▸ Task to complete:
For every line in the records that has the word "content", make a copy.

▸ Supplied data:
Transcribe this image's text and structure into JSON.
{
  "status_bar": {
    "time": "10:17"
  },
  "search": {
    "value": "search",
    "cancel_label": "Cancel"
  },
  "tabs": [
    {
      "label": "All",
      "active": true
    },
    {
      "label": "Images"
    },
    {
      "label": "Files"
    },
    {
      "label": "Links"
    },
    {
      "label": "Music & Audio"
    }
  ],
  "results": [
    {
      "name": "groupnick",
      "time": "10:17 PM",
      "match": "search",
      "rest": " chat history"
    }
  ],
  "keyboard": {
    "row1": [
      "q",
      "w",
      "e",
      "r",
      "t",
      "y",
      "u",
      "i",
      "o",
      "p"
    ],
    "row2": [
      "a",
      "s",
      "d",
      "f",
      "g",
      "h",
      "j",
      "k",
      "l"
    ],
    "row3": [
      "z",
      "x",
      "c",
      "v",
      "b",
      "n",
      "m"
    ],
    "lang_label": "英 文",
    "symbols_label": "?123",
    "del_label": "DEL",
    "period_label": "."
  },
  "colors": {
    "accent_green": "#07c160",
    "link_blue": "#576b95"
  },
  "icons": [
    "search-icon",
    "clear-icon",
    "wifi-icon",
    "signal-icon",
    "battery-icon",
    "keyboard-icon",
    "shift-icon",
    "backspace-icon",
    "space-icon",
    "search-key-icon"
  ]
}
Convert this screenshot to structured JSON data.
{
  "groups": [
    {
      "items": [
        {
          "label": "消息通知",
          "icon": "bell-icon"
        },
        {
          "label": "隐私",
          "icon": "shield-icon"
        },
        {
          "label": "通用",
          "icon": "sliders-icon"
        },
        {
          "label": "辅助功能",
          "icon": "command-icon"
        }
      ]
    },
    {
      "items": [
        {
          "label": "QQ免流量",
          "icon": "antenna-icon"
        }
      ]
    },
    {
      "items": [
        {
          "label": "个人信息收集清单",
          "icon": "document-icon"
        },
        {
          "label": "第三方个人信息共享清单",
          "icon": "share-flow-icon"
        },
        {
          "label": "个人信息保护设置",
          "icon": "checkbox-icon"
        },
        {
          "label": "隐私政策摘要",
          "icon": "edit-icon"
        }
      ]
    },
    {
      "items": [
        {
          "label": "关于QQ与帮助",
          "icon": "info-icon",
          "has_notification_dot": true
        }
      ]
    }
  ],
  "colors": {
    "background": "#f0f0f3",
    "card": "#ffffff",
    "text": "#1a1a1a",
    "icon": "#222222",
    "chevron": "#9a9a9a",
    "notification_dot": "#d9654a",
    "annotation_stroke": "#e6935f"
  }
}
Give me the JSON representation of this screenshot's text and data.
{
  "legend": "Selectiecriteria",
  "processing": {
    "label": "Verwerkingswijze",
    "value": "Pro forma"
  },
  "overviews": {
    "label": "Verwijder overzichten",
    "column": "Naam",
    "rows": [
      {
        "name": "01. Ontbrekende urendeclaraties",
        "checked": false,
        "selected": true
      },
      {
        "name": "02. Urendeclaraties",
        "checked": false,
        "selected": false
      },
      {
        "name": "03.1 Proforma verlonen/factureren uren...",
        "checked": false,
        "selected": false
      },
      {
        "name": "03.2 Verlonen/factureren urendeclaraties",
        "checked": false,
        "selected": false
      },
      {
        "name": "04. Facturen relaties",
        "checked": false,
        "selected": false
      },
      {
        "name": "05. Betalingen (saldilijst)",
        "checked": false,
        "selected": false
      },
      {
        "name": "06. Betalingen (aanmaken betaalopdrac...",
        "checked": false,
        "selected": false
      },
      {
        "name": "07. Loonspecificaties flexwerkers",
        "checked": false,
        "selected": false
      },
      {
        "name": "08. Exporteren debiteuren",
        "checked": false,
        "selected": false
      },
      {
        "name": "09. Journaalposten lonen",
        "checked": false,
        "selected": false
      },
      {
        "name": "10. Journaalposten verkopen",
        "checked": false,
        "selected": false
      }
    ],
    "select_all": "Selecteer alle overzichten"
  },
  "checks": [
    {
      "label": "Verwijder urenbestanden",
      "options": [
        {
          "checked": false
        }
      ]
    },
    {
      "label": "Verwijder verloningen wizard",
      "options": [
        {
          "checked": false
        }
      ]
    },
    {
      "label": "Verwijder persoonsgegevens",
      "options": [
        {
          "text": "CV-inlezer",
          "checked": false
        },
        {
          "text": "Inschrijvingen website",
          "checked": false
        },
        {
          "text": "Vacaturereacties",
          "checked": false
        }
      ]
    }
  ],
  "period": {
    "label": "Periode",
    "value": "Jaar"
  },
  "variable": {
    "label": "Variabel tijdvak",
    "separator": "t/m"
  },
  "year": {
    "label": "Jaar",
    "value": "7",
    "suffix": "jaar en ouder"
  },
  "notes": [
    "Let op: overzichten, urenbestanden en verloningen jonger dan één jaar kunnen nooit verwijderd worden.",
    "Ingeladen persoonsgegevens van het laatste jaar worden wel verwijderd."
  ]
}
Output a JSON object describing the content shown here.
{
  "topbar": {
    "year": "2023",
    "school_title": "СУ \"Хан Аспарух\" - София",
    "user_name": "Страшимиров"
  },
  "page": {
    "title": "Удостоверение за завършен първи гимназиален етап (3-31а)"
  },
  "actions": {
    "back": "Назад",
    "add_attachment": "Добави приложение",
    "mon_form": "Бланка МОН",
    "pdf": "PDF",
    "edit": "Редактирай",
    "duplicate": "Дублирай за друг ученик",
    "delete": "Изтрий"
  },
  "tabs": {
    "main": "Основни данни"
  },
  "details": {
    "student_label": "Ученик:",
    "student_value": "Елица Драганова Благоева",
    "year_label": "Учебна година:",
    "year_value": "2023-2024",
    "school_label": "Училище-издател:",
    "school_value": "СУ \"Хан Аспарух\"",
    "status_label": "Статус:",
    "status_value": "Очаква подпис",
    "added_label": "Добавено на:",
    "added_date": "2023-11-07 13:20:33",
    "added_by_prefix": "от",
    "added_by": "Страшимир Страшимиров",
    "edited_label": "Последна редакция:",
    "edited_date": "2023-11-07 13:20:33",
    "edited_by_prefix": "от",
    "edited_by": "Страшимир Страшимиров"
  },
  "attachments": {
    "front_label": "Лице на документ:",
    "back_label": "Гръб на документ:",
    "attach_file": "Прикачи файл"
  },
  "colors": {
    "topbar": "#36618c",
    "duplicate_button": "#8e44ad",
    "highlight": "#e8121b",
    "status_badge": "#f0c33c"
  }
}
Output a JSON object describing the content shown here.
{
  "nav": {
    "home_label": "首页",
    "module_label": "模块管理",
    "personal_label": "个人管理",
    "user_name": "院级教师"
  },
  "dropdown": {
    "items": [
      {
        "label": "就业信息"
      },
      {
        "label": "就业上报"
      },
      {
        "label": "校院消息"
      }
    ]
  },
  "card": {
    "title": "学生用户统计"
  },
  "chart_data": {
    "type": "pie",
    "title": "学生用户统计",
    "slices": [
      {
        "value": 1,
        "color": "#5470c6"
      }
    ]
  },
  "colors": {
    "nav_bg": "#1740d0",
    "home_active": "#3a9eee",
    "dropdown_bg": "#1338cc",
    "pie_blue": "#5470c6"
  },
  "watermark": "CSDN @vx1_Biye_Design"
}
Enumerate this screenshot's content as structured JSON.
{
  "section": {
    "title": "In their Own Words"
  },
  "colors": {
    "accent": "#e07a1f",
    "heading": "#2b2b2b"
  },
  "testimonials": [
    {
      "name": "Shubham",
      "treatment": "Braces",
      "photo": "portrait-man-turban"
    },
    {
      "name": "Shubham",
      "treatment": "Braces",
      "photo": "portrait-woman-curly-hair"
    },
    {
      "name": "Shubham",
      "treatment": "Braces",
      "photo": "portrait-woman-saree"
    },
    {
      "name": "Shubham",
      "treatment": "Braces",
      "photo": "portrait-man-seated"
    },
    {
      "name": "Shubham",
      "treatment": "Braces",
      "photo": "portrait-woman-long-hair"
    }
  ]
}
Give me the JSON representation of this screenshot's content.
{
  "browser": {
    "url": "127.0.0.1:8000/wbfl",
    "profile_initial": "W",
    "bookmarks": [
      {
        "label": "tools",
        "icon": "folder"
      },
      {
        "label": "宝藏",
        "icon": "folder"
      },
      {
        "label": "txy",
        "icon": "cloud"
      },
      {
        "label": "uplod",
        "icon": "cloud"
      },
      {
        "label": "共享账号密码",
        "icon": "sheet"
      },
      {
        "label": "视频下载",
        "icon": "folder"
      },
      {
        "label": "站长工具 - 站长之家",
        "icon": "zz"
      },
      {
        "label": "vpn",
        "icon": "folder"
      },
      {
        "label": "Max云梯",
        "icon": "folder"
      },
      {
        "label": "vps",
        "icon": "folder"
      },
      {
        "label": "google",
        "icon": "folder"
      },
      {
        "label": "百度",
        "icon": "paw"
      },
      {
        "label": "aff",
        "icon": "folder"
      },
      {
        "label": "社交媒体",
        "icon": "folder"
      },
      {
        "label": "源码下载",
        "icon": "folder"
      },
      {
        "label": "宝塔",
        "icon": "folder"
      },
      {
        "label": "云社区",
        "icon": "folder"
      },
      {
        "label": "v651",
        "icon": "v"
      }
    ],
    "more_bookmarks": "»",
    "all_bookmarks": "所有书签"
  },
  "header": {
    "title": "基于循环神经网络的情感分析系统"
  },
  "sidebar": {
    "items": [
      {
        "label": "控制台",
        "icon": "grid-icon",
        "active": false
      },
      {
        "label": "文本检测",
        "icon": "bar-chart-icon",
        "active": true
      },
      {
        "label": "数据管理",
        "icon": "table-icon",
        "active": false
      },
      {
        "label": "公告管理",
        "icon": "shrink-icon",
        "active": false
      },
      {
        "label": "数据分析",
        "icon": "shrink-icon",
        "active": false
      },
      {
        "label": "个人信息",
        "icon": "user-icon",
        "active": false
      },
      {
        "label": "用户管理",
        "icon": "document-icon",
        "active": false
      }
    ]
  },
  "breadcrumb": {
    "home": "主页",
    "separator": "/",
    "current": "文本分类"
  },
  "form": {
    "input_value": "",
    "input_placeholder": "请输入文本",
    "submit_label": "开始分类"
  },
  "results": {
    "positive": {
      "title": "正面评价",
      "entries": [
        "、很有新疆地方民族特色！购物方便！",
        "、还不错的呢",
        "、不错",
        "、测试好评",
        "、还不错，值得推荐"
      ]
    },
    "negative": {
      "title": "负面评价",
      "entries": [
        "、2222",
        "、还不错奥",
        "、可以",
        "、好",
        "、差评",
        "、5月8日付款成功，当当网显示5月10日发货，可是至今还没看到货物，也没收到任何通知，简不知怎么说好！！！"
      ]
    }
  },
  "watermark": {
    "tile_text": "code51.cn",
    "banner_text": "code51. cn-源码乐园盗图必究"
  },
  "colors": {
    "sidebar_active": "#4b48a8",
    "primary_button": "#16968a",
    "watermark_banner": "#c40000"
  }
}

▸ Exercise result:
Output a JSON object describing the content shown here.
Output a JSON object describing the content shown here.
Enumerate this screenshot's content as structured JSON.
Give me the JSON representation of this screenshot's content.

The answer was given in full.